THE PROBLEM: Copy out all the records exactly.

[Dataset listings of figures]
-*-
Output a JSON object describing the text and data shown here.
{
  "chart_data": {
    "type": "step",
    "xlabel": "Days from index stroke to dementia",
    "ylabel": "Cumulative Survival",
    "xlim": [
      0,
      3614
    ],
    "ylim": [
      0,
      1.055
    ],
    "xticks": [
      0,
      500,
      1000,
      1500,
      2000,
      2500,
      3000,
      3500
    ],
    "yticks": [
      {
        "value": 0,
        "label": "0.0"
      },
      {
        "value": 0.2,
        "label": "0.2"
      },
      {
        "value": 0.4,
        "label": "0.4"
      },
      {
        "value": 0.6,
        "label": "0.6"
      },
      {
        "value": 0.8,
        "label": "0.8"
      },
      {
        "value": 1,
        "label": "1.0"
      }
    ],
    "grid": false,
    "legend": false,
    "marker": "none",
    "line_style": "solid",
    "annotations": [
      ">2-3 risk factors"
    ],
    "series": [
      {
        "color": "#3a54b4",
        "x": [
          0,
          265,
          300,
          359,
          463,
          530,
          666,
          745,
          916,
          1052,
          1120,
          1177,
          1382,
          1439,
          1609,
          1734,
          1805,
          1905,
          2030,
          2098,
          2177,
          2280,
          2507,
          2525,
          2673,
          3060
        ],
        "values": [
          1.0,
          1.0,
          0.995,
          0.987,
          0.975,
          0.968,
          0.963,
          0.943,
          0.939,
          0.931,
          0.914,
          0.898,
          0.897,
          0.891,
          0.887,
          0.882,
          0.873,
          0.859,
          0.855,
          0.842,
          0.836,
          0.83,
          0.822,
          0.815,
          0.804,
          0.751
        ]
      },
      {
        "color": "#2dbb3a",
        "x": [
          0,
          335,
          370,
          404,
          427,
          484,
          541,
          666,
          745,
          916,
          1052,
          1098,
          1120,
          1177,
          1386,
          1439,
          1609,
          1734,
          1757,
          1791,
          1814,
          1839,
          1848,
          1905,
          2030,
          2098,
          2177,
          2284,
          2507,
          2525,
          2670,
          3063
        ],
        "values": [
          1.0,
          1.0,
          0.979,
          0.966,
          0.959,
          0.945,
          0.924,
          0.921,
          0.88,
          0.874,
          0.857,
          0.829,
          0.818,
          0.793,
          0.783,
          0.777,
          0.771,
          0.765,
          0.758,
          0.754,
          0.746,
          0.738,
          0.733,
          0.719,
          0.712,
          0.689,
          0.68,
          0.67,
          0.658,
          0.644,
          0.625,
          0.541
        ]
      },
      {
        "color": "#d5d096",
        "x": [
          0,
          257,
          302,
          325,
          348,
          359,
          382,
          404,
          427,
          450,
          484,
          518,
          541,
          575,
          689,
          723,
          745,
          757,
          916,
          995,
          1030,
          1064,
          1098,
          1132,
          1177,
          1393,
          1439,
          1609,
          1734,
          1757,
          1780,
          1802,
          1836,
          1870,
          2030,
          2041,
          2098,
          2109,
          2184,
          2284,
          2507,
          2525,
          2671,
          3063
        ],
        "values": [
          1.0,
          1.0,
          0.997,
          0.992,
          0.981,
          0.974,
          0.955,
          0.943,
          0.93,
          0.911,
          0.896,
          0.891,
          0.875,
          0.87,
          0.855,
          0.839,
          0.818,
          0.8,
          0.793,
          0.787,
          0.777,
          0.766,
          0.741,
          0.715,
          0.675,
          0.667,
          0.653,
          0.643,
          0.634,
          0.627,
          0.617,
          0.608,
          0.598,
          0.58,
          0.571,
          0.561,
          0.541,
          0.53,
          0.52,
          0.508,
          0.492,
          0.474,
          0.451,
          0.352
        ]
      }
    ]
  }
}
-*-
ANSWER TO THE TASK:
Output a JSON object describing the text and data shown here.
{
  "chart_data": {
    "type": "step",
    "xlabel": "Days from index stroke to dementia",
    "ylabel": "Cumulative Survival",
    "xlim": [
      0,
      3614
    ],
    "ylim": [
      0,
      1.055
    ],
    "xticks": [
      0,
      500,
      1000,
      1500,
      2000,
      2500,
      3000,
      3500
    ],
    "yticks": [
      {
        "value": 0,
        "label": "0.0"
      },
      {
        "value": 0.2,
        "label": "0.2"
      },
      {
        "value": 0.4,
        "label": "0.4"
      },
      {
        "value": 0.6,
        "label": "0.6"
      },
      {
        "value": 0.8,
        "label": "0.8"
      },
      {
        "value": 1,
        "label": "1.0"
      }
    ],
    "grid": false,
    "legend": false,
    "marker": "none",
    "line_style": "solid",
    "annotations": [
      ">2-3 risk factors"
    ],
    "series": [
      {
        "color": "#3a54b4",
        "x": [
          0,
          265,
          300,
          359,
          463,
          530,
          666,
          745,
          916,
          1052,
          1120,
          1177,
          1382,
          1439,
          1609,
          1734,
          1805,
          1905,
          2030,
          2098,
          2177,
          2280,
          2507,
          2525,
          2673,
          3060
        ],
        "values": [
          1.0,
          1.0,
          0.995,
          0.987,
          0.975,
          0.968,
          0.963,
          0.943,
          0.939,
          0.931,
          0.914,
          0.898,
          0.897,
          0.891,
          0.887,
          0.882,
          0.873,
          0.859,
          0.855,
          0.842,
          0.836,
          0.83,
          0.822,
          0.815,
          0.804,
          0.751
        ]
      },
      {
        "color": "#2dbb3a",
        "x": [
          0,
          335,
          370,
          404,
          427,
          484,
          541,
          666,
          745,
          916,
          1052,
          1098,
          1120,
          1177,
          1386,
          1439,
          1609,
          1734,
          1757,
          1791,
          1814,
          1839,
          1848,
          1905,
          2030,
          2098,
          2177,
          2284,
          2507,
          2525,
          2670,
          3063
        ],
        "values": [
          1.0,
          1.0,
          0.979,
          0.966,
          0.959,
          0.945,
          0.924,
          0.921,
          0.88,
          0.874,
          0.857,
          0.829,
          0.818,
          0.793,
          0.783,
          0.777,
          0.771,
          0.765,
          0.758,
          0.754,
          0.746,
          0.738,
          0.733,
          0.719,
          0.712,
          0.689,
          0.68,
          0.67,
          0.658,
          0.644,
          0.625,
          0.541
        ]
      },
      {
        "color": "#d5d096",
        "x": [
          0,
          257,
          302,
          325,
          348,
          359,
          382,
          404,
          427,
          450,
          484,
          518,
          541,
          575,
          689,
          723,
          745,
          757,
          916,
          995,
          1030,
          1064,
          1098,
          1132,
          1177,
          1393,
          1439,
          1609,
          1734,
          1757,
          1780,
          1802,
          1836,
          1870,
          2030,
          2041,
          2098,
          2109,
          2184,
          2284,
          2507,
          2525,
          2671,
          3063
        ],
        "values": [
          1.0,
          1.0,
          0.997,
          0.992,
          0.981,
          0.974,
          0.955,
          0.943,
          0.93,
          0.911,
          0.896,
          0.891,
          0.875,
          0.87,
          0.855,
          0.839,
          0.818,
          0.8,
          0.793,
          0.787,
          0.777,
          0.766,
          0.741,
          0.715,
          0.675,
          0.667,
          0.653,
          0.643,
          0.634,
          0.627,
          0.617,
          0.608,
          0.598,
          0.58,
          0.571,
          0.561,
          0.541,
          0.53,
          0.52,
          0.508,
          0.492,
          0.474,
          0.451,
          0.352
        ]
      }
    ]
  }
}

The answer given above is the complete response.